# Description of the task:
Nothing should be left out: output all of the entries exactly.

(Entries from a dataset)
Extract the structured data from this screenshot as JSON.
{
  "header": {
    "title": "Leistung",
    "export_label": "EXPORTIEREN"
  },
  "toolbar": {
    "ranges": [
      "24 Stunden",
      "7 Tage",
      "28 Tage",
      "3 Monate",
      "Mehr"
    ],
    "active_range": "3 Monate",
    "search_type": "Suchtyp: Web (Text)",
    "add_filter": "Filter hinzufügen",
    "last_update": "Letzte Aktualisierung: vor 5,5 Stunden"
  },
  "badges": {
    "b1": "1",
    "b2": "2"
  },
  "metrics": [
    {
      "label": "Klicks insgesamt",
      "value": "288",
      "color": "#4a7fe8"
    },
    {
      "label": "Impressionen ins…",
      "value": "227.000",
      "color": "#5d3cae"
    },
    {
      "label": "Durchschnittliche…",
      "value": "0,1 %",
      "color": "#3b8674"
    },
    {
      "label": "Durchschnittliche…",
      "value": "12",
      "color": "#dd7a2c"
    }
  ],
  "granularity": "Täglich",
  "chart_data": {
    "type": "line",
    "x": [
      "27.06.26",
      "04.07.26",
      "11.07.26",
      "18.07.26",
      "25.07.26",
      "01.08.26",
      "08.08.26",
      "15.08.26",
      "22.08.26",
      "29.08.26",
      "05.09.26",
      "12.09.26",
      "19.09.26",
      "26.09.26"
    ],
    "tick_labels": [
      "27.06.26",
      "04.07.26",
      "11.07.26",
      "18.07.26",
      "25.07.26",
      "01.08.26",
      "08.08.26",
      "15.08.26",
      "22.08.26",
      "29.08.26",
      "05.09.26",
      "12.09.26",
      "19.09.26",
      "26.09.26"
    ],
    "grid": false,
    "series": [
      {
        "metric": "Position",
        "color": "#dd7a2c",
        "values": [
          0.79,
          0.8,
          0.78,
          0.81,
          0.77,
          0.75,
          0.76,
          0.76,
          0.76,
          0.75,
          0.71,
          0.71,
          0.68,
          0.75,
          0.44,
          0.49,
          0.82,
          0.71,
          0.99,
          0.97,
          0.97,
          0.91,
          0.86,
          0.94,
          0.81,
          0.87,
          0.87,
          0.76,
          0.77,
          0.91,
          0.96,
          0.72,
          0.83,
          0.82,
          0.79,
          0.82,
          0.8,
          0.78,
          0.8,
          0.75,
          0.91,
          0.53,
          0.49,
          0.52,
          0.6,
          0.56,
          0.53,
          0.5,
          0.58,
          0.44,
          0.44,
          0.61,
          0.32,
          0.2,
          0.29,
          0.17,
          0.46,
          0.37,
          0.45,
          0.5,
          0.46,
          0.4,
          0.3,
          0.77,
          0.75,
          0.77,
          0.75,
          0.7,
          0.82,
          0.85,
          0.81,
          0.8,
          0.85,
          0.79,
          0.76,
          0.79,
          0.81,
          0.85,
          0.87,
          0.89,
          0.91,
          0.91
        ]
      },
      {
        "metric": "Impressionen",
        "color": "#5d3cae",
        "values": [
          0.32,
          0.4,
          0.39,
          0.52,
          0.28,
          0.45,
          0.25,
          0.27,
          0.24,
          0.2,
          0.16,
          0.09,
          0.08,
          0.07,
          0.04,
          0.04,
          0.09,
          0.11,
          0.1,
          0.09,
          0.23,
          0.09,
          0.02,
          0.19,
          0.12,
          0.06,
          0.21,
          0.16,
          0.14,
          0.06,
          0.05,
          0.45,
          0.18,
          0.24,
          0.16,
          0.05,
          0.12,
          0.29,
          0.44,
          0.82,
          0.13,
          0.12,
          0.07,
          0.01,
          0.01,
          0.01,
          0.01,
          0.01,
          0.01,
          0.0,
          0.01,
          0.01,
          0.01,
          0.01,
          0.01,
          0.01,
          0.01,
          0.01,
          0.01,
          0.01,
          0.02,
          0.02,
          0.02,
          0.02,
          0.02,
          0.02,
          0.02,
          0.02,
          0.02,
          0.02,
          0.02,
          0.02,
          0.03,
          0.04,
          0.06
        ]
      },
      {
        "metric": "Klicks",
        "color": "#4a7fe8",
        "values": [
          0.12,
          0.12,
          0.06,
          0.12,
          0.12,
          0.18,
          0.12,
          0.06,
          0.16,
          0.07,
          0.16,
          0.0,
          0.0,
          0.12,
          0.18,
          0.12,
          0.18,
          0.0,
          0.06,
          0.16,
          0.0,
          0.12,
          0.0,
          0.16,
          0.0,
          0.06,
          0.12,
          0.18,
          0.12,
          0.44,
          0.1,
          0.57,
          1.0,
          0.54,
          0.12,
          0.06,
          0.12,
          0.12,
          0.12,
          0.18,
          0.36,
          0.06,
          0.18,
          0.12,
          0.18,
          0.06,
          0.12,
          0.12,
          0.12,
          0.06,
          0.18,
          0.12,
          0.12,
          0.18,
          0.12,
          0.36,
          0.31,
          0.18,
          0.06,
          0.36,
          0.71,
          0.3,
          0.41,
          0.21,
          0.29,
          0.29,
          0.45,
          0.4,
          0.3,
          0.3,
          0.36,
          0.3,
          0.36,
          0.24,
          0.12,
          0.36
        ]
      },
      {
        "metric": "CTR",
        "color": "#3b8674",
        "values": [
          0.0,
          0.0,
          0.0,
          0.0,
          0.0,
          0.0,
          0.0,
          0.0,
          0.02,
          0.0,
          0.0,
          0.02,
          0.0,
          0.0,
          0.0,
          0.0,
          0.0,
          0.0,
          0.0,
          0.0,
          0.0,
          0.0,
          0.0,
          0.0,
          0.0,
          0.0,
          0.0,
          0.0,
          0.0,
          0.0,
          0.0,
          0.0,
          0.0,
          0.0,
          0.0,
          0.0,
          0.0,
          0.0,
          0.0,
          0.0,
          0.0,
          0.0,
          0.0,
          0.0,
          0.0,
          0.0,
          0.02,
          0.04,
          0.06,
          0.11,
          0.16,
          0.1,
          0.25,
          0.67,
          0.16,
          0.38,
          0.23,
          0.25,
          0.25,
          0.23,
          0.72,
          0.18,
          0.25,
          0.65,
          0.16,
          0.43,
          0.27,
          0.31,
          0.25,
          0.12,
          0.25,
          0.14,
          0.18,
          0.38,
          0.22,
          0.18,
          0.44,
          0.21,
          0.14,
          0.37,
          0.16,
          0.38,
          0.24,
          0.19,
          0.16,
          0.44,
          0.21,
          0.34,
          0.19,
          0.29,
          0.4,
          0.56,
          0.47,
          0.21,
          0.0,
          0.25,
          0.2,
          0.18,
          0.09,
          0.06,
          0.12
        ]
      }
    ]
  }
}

# Output below:
Extract the structured data from this screenshot as JSON.
{
  "header": {
    "title": "Leistung",
    "export_label": "EXPORTIEREN"
  },
  "toolbar": {
    "ranges": [
      "24 Stunden",
      "7 Tage",
      "28 Tage",
      "3 Monate",
      "Mehr"
    ],
    "active_range": "3 Monate",
    "search_type": "Suchtyp: Web (Text)",
    "add_filter": "Filter hinzufügen",
    "last_update": "Letzte Aktualisierung: vor 5,5 Stunden"
  },
  "badges": {
    "b1": "1",
    "b2": "2"
  },
  "metrics": [
    {
      "label": "Klicks insgesamt",
      "value": "288",
      "color": "#4a7fe8"
    },
    {
      "label": "Impressionen ins…",
      "value": "227.000",
      "color": "#5d3cae"
    },
    {
      "label": "Durchschnittliche…",
      "value": "0,1 %",
      "color": "#3b8674"
    },
    {
      "label": "Durchschnittliche…",
      "value": "12",
      "color": "#dd7a2c"
    }
  ],
  "granularity": "Täglich",
  "chart_data": {
    "type": "line",
    "x": [
      "27.06.26",
      "04.07.26",
      "11.07.26",
      "18.07.26",
      "25.07.26",
      "01.08.26",
      "08.08.26",
      "15.08.26",
      "22.08.26",
      "29.08.26",
      "05.09.26",
      "12.09.26",
      "19.09.26",
      "26.09.26"
    ],
    "tick_labels": [
      "27.06.26",
      "04.07.26",
      "11.07.26",
      "18.07.26",
      "25.07.26",
      "01.08.26",
      "08.08.26",
      "15.08.26",
      "22.08.26",
      "29.08.26",
      "05.09.26",
      "12.09.26",
      "19.09.26",
      "26.09.26"
    ],
    "grid": false,
    "series": [
      {
        "metric": "Position",
        "color": "#dd7a2c",
        "values": [
          0.79,
          0.8,
          0.78,
          0.81,
          0.77,
          0.75,
          0.76,
          0.76,
          0.76,
          0.75,
          0.71,
          0.71,
          0.68,
          0.75,
          0.44,
          0.49,
          0.82,
          0.71,
          0.99,
          0.97,
          0.97,
          0.91,
          0.86,
          0.94,
          0.81,
          0.87,
          0.87,
          0.76,
          0.77,
          0.91,
          0.96,
          0.72,
          0.83,
          0.82,
          0.79,
          0.82,
          0.8,
          0.78,
          0.8,
          0.75,
          0.91,
          0.53,
          0.49,
          0.52,
          0.6,
          0.56,
          0.53,
          0.5,
          0.58,
          0.44,
          0.44,
          0.61,
          0.32,
          0.2,
          0.29,
          0.17,
          0.46,
          0.37,
          0.45,
          0.5,
          0.46,
          0.4,
          0.3,
          0.77,
          0.75,
          0.77,
          0.75,
          0.7,
          0.82,
          0.85,
          0.81,
          0.8,
          0.85,
          0.79,
          0.76,
          0.79,
          0.81,
          0.85,
          0.87,
          0.89,
          0.91,
          0.91
        ]
      },
      {
        "metric": "Impressionen",
        "color": "#5d3cae",
        "values": [
          0.32,
          0.4,
          0.39,
          0.52,
          0.28,
          0.45,
          0.25,
          0.27,
          0.24,
          0.2,
          0.16,
          0.09,
          0.08,
          0.07,
          0.04,
          0.04,
          0.09,
          0.11,
          0.1,
          0.09,
          0.23,
          0.09,
          0.02,
          0.19,
          0.12,
          0.06,
          0.21,
          0.16,
          0.14,
          0.06,
          0.05,
          0.45,
          0.18,
          0.24,
          0.16,
          0.05,
          0.12,
          0.29,
          0.44,
          0.82,
          0.13,
          0.12,
          0.07,
          0.01,
          0.01,
          0.01,
          0.01,
          0.01,
          0.01,
          0.0,
          0.01,
          0.01,
          0.01,
          0.01,
          0.01,
          0.01,
          0.01,
          0.01,
          0.01,
          0.01,
          0.02,
          0.02,
          0.02,
          0.02,
          0.02,
          0.02,
          0.02,
          0.02,
          0.02,
          0.02,
          0.02,
          0.02,
          0.03,
          0.04,
          0.06
        ]
      },
      {
        "metric": "Klicks",
        "color": "#4a7fe8",
        "values": [
          0.12,
          0.12,
          0.06,
          0.12,
          0.12,
          0.18,
          0.12,
          0.06,
          0.16,
          0.07,
          0.16,
          0.0,
          0.0,
          0.12,
          0.18,
          0.12,
          0.18,
          0.0,
          0.06,
          0.16,
          0.0,
          0.12,
          0.0,
          0.16,
          0.0,
          0.06,
          0.12,
          0.18,
          0.12,
          0.44,
          0.1,
          0.57,
          1.0,
          0.54,
          0.12,
          0.06,
          0.12,
          0.12,
          0.12,
          0.18,
          0.36,
          0.06,
          0.18,
          0.12,
          0.18,
          0.06,
          0.12,
          0.12,
          0.12,
          0.06,
          0.18,
          0.12,
          0.12,
          0.18,
          0.12,
          0.36,
          0.31,
          0.18,
          0.06,
          0.36,
          0.71,
          0.3,
          0.41,
          0.21,
          0.29,
          0.29,
          0.45,
          0.4,
          0.3,
          0.3,
          0.36,
          0.3,
          0.36,
          0.24,
          0.12,
          0.36
        ]
      },
      {
        "metric": "CTR",
        "color": "#3b8674",
        "values": [
          0.0,
          0.0,
          0.0,
          0.0,
          0.0,
          0.0,
          0.0,
          0.0,
          0.02,
          0.0,
          0.0,
          0.02,
          0.0,
          0.0,
          0.0,
          0.0,
          0.0,
          0.0,
          0.0,
          0.0,
          0.0,
          0.0,
          0.0,
          0.0,
          0.0,
          0.0,
          0.0,
          0.0,
          0.0,
          0.0,
          0.0,
          0.0,
          0.0,
          0.0,
          0.0,
          0.0,
          0.0,
          0.0,
          0.0,
          0.0,
          0.0,
          0.0,
          0.0,
          0.0,
          0.0,
          0.0,
          0.02,
          0.04,
          0.06,
          0.11,
          0.16,
          0.1,
          0.25,
          0.67,
          0.16,
          0.38,
          0.23,
          0.25,
          0.25,
          0.23,
          0.72,
          0.18,
          0.25,
          0.65,
          0.16,
          0.43,
          0.27,
          0.31,
          0.25,
          0.12,
          0.25,
          0.14,
          0.18,
          0.38,
          0.22,
          0.18,
          0.44,
          0.21,
          0.14,
          0.37,
          0.16,
          0.38,
          0.24,
          0.19,
          0.16,
          0.44,
          0.21,
          0.34,
          0.19,
          0.29,
          0.4,
          0.56,
          0.47,
          0.21,
          0.0,
          0.25,
          0.2,
          0.18,
          0.09,
          0.06,
          0.12
        ]
      }
    ]
  }
}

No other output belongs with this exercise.